Figure collection entries:
►

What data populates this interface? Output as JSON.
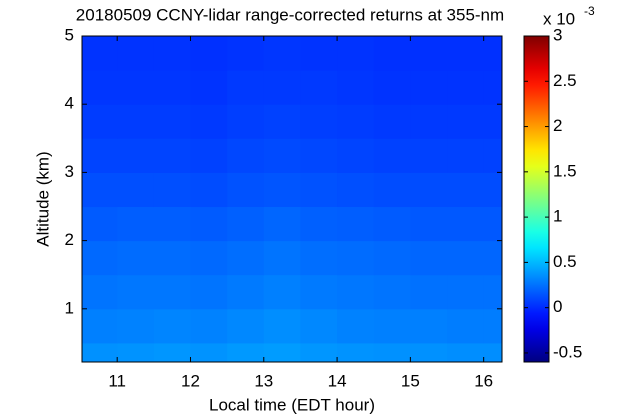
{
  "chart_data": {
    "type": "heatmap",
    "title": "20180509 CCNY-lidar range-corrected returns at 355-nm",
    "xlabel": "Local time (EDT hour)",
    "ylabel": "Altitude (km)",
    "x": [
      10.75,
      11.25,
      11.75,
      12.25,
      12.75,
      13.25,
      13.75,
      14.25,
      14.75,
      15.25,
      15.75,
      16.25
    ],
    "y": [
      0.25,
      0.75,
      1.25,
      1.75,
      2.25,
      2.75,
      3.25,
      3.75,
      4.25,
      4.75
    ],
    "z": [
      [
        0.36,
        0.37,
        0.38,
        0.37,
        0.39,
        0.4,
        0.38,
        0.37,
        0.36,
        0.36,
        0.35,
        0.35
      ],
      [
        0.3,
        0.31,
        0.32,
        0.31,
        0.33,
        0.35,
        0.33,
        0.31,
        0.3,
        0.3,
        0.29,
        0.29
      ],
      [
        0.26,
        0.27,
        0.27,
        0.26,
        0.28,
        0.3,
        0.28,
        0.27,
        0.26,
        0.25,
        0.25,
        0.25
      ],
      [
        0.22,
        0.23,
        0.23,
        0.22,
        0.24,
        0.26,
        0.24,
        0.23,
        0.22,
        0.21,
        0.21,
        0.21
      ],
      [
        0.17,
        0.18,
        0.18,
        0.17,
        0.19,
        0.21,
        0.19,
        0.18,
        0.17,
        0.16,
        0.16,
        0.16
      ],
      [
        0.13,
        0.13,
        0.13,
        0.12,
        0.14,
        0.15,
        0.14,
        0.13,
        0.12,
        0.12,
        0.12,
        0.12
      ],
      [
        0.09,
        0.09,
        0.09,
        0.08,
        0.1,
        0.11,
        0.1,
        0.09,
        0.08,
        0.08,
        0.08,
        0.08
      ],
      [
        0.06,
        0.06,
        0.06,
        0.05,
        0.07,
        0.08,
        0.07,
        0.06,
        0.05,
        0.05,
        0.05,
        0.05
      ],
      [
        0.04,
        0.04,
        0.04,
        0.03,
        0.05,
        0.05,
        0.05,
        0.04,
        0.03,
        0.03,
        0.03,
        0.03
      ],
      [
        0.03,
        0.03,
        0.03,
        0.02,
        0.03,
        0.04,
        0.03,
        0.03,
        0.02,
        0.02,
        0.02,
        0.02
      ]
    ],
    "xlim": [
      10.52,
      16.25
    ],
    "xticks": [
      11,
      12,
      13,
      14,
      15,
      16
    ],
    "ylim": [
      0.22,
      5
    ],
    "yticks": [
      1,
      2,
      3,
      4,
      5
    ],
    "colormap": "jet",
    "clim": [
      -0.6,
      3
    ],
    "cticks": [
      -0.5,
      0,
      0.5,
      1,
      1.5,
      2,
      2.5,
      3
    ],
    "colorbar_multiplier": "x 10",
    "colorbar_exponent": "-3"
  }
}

◄
►

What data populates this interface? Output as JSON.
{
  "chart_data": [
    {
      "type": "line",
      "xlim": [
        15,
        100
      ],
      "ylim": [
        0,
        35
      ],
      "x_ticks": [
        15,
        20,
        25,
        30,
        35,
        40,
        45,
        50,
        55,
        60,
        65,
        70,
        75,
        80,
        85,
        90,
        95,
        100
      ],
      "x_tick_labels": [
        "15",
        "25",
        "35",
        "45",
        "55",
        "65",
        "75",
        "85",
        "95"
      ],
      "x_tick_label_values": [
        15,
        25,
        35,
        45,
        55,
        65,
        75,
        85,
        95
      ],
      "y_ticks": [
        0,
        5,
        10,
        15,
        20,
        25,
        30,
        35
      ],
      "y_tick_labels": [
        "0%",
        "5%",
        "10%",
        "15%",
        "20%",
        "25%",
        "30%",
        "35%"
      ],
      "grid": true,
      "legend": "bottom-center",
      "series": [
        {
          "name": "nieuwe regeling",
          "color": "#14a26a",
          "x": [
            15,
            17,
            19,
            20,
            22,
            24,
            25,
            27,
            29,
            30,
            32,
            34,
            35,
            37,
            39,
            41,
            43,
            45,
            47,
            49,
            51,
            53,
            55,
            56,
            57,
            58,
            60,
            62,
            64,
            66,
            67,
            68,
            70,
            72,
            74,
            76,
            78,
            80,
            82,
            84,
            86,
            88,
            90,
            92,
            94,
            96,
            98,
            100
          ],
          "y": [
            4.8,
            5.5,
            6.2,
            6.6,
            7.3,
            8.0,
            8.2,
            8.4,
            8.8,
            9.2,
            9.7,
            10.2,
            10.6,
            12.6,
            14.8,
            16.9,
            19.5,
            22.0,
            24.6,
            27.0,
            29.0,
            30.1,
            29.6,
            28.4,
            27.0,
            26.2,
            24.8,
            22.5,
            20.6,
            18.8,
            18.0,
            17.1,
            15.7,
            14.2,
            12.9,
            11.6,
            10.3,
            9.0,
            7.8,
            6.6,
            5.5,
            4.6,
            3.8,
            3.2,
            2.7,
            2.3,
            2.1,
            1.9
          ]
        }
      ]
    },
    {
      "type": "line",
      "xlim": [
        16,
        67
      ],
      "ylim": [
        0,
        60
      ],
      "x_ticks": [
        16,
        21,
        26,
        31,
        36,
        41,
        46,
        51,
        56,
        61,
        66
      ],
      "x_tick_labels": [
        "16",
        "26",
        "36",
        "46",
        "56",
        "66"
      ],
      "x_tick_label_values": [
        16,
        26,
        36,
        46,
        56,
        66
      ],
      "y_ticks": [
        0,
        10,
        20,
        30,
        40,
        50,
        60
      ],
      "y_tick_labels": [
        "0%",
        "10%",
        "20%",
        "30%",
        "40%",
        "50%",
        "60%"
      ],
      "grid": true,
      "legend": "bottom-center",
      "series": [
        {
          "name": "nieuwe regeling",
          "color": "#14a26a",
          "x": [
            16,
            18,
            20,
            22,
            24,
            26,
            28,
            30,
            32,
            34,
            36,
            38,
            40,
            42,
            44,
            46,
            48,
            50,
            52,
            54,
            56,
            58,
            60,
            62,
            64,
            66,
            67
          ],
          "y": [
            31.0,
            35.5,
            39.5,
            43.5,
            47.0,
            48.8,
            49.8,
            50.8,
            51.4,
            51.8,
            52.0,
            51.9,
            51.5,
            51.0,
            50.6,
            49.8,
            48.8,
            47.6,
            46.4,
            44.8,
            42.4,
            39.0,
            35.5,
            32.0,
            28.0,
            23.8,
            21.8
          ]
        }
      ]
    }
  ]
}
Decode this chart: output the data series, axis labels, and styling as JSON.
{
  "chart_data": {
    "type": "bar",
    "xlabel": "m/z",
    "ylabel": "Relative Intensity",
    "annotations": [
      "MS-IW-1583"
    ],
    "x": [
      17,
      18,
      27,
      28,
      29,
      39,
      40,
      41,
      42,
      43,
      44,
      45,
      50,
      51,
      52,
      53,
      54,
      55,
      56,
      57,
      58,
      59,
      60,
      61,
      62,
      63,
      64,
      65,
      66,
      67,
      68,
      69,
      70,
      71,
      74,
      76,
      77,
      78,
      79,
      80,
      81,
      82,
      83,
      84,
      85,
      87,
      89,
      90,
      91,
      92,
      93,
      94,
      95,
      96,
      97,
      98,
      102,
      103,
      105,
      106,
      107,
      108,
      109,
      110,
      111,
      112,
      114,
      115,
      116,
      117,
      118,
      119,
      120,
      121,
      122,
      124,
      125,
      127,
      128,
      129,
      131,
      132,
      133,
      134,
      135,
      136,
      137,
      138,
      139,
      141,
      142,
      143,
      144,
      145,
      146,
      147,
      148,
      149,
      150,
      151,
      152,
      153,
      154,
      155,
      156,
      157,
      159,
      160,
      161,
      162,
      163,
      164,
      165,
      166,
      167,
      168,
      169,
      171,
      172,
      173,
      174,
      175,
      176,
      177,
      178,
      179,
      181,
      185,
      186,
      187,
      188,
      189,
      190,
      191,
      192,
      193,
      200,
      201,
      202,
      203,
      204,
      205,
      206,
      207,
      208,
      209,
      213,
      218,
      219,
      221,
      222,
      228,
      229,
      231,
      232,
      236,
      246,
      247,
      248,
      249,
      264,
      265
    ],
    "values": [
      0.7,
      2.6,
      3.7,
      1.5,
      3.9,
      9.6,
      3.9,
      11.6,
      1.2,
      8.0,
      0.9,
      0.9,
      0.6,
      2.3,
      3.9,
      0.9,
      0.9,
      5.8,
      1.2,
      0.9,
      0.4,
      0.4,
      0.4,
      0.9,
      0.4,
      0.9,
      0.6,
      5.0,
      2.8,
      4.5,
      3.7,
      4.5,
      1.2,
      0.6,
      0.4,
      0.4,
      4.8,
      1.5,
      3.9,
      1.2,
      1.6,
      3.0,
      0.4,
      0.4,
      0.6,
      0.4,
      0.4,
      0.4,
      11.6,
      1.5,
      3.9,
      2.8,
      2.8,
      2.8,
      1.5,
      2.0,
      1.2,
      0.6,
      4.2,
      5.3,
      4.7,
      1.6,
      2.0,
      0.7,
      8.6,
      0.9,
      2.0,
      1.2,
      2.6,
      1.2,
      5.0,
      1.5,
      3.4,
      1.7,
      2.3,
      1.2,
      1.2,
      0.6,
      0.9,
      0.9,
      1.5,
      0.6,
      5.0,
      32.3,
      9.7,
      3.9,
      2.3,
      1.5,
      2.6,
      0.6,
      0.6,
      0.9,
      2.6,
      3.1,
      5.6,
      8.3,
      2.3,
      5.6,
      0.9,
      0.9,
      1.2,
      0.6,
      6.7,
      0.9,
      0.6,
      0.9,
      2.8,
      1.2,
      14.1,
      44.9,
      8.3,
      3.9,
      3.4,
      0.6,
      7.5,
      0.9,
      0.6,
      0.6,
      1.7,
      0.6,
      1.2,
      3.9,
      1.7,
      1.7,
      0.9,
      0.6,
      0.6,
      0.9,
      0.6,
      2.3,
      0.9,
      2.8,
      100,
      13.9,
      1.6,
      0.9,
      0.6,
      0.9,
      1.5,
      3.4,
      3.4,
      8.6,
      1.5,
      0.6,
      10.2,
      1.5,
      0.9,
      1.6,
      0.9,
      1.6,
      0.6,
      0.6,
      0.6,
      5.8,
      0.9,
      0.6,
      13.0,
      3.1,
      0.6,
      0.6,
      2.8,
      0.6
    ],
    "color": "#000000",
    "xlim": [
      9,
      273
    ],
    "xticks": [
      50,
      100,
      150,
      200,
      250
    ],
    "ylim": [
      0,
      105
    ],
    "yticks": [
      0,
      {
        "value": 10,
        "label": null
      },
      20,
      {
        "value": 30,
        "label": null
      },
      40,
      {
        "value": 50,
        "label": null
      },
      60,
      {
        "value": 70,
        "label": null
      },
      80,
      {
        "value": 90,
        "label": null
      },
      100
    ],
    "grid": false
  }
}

◄

AIM: Look through the entries above and report each line where the string "type" occurs.

COMPLETE OUTPUT:
    "type": "heatmap",
      "type": "line",
      "type": "line",
    "type": "bar",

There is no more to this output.